→ **THE TASK**: Copy out every line in which the string "support" occurs.
* * * * * * *
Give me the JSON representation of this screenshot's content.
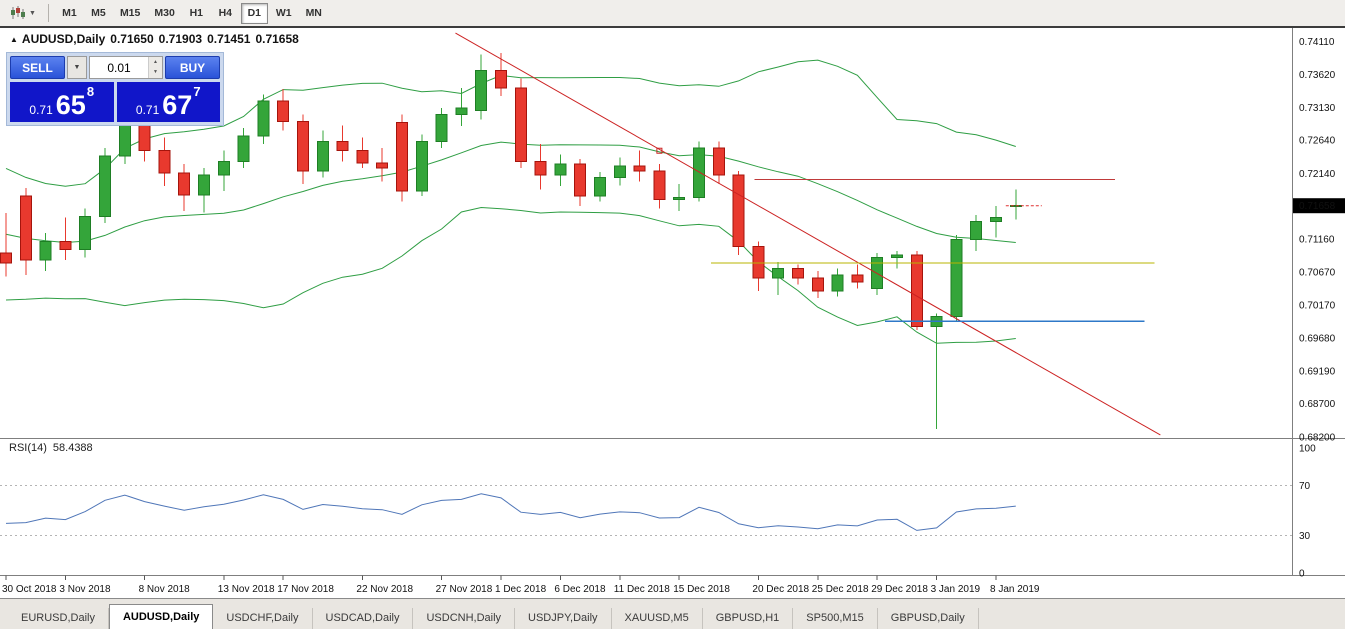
{
  "toolbar": {
    "caret_icon": "▼",
    "timeframes": [
      "M1",
      "M5",
      "M15",
      "M30",
      "H1",
      "H4",
      "D1",
      "W1",
      "MN"
    ],
    "active_timeframe": "D1"
  },
  "chart": {
    "title": {
      "marker": "▲",
      "symbol": "AUDUSD,Daily",
      "open": "0.71650",
      "high": "0.71903",
      "low": "0.71451",
      "close": "0.71658"
    },
    "trade_panel": {
      "sell_label": "SELL",
      "buy_label": "BUY",
      "volume": "0.01",
      "dropdown_icon": "▼",
      "spin_up_icon": "▲",
      "spin_down_icon": "▼",
      "sell_price": {
        "prefix": "0.71",
        "big": "65",
        "sup": "8"
      },
      "buy_price": {
        "prefix": "0.71",
        "big": "67",
        "sup": "7"
      }
    },
    "price_axis_ticks": [
      "0.74110",
      "0.73620",
      "0.73130",
      "0.72640",
      "0.72140",
      "0.71160",
      "0.70670",
      "0.70170",
      "0.69680",
      "0.69190",
      "0.68700",
      "0.68200"
    ],
    "current_price_badge": "0.71658",
    "time_labels": [
      {
        "text": "30 Oct 2018",
        "i": 0
      },
      {
        "text": "3 Nov 2018",
        "i": 3
      },
      {
        "text": "8 Nov 2018",
        "i": 7
      },
      {
        "text": "13 Nov 2018",
        "i": 11
      },
      {
        "text": "17 Nov 2018",
        "i": 14
      },
      {
        "text": "22 Nov 2018",
        "i": 18
      },
      {
        "text": "27 Nov 2018",
        "i": 22
      },
      {
        "text": "1 Dec 2018",
        "i": 25
      },
      {
        "text": "6 Dec 2018",
        "i": 28
      },
      {
        "text": "11 Dec 2018",
        "i": 31
      },
      {
        "text": "15 Dec 2018",
        "i": 34
      },
      {
        "text": "20 Dec 2018",
        "i": 38
      },
      {
        "text": "25 Dec 2018",
        "i": 41
      },
      {
        "text": "29 Dec 2018",
        "i": 44
      },
      {
        "text": "3 Jan 2019",
        "i": 47
      },
      {
        "text": "8 Jan 2019",
        "i": 50
      }
    ]
  },
  "chart_data": {
    "type": "candlestick",
    "symbol": "AUDUSD",
    "period": "Daily",
    "price_view_range": [
      0.682,
      0.743
    ],
    "candles": [
      [
        0.7095,
        0.7155,
        0.706,
        0.708
      ],
      [
        0.718,
        0.7192,
        0.7062,
        0.7085
      ],
      [
        0.7085,
        0.7125,
        0.7068,
        0.7112
      ],
      [
        0.7112,
        0.7148,
        0.7085,
        0.71
      ],
      [
        0.71,
        0.7162,
        0.7088,
        0.715
      ],
      [
        0.715,
        0.7252,
        0.714,
        0.724
      ],
      [
        0.724,
        0.7305,
        0.7228,
        0.7292
      ],
      [
        0.7292,
        0.7312,
        0.7232,
        0.7248
      ],
      [
        0.7248,
        0.7268,
        0.7195,
        0.7215
      ],
      [
        0.7215,
        0.7228,
        0.7158,
        0.7182
      ],
      [
        0.7182,
        0.7222,
        0.7156,
        0.7212
      ],
      [
        0.7212,
        0.7248,
        0.7188,
        0.7232
      ],
      [
        0.7232,
        0.7282,
        0.7222,
        0.727
      ],
      [
        0.727,
        0.7332,
        0.7258,
        0.7322
      ],
      [
        0.7322,
        0.734,
        0.7278,
        0.7292
      ],
      [
        0.7292,
        0.7302,
        0.7198,
        0.7218
      ],
      [
        0.7218,
        0.7278,
        0.7208,
        0.7262
      ],
      [
        0.7262,
        0.7286,
        0.7232,
        0.7248
      ],
      [
        0.7248,
        0.7268,
        0.7222,
        0.723
      ],
      [
        0.723,
        0.7252,
        0.7202,
        0.7222
      ],
      [
        0.729,
        0.7302,
        0.7172,
        0.7188
      ],
      [
        0.7188,
        0.7272,
        0.718,
        0.7262
      ],
      [
        0.7262,
        0.7312,
        0.7252,
        0.7302
      ],
      [
        0.7302,
        0.7342,
        0.7285,
        0.7312
      ],
      [
        0.7308,
        0.7392,
        0.7295,
        0.7368
      ],
      [
        0.7368,
        0.7394,
        0.733,
        0.7342
      ],
      [
        0.7342,
        0.7356,
        0.7222,
        0.7232
      ],
      [
        0.7232,
        0.7258,
        0.719,
        0.7212
      ],
      [
        0.7212,
        0.7242,
        0.7195,
        0.7228
      ],
      [
        0.7228,
        0.7236,
        0.7165,
        0.718
      ],
      [
        0.718,
        0.7216,
        0.7172,
        0.7208
      ],
      [
        0.7208,
        0.7238,
        0.7196,
        0.7225
      ],
      [
        0.7225,
        0.7248,
        0.7202,
        0.7218
      ],
      [
        0.7218,
        0.7228,
        0.7162,
        0.7175
      ],
      [
        0.7175,
        0.7198,
        0.7158,
        0.7178
      ],
      [
        0.7178,
        0.7262,
        0.7172,
        0.7252
      ],
      [
        0.7252,
        0.7262,
        0.7198,
        0.7212
      ],
      [
        0.7212,
        0.7218,
        0.7092,
        0.7105
      ],
      [
        0.7105,
        0.7112,
        0.7038,
        0.7058
      ],
      [
        0.7058,
        0.7082,
        0.7032,
        0.7072
      ],
      [
        0.7072,
        0.7078,
        0.7048,
        0.7058
      ],
      [
        0.7058,
        0.7068,
        0.7028,
        0.7038
      ],
      [
        0.7038,
        0.7072,
        0.703,
        0.7062
      ],
      [
        0.7062,
        0.7078,
        0.7042,
        0.7052
      ],
      [
        0.7042,
        0.7095,
        0.7032,
        0.7088
      ],
      [
        0.7088,
        0.7098,
        0.7072,
        0.7092
      ],
      [
        0.7092,
        0.7098,
        0.698,
        0.6985
      ],
      [
        0.6985,
        0.7005,
        0.6832,
        0.7
      ],
      [
        0.7,
        0.7122,
        0.6992,
        0.7115
      ],
      [
        0.7115,
        0.7152,
        0.7098,
        0.7142
      ],
      [
        0.7142,
        0.7165,
        0.7118,
        0.7148
      ],
      [
        0.7165,
        0.71903,
        0.71451,
        0.71658
      ]
    ],
    "indicators": {
      "bollinger": {
        "period": 20,
        "deviation": 2,
        "color": "#2f9e44"
      },
      "rsi": {
        "period": 14,
        "value": 58.4388,
        "color": "#4f76b8"
      }
    },
    "objects": {
      "trendline": {
        "i1": 22.7,
        "p1": 0.7424,
        "i2": 58.3,
        "p2": 0.6823,
        "color": "#cc2222"
      },
      "trendline_handle": {
        "i": 33.0,
        "p": 0.7248
      },
      "hlines": [
        {
          "name": "resistance-line-red",
          "price": 0.7205,
          "i1": 37.8,
          "i2": 56.0,
          "color": "#c03a3a"
        },
        {
          "name": "support-line-olive",
          "price": 0.708,
          "i1": 35.6,
          "i2": 58.0,
          "color": "#b8b400"
        },
        {
          "name": "support-line-blue",
          "price": 0.6993,
          "i1": 44.4,
          "i2": 57.5,
          "color": "#2e78c8"
        }
      ]
    },
    "colors": {
      "up": "#34a53a",
      "down": "#e8392e"
    }
  },
  "rsi_panel": {
    "label": "RSI(14)",
    "value": "58.4388",
    "ticks": [
      "100",
      "70",
      "30",
      "0"
    ],
    "levels": [
      70,
      30
    ]
  },
  "tabs": {
    "items": [
      "EURUSD,Daily",
      "AUDUSD,Daily",
      "USDCHF,Daily",
      "USDCAD,Daily",
      "USDCNH,Daily",
      "USDJPY,Daily",
      "XAUUSD,M5",
      "GBPUSD,H1",
      "SP500,M15",
      "GBPUSD,Daily"
    ],
    "active": "AUDUSD,Daily"
  }
}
* * * * * * *
→ **ANSWER IN FULL**:
          "name": "support-line-olive",
          "name": "support-line-blue",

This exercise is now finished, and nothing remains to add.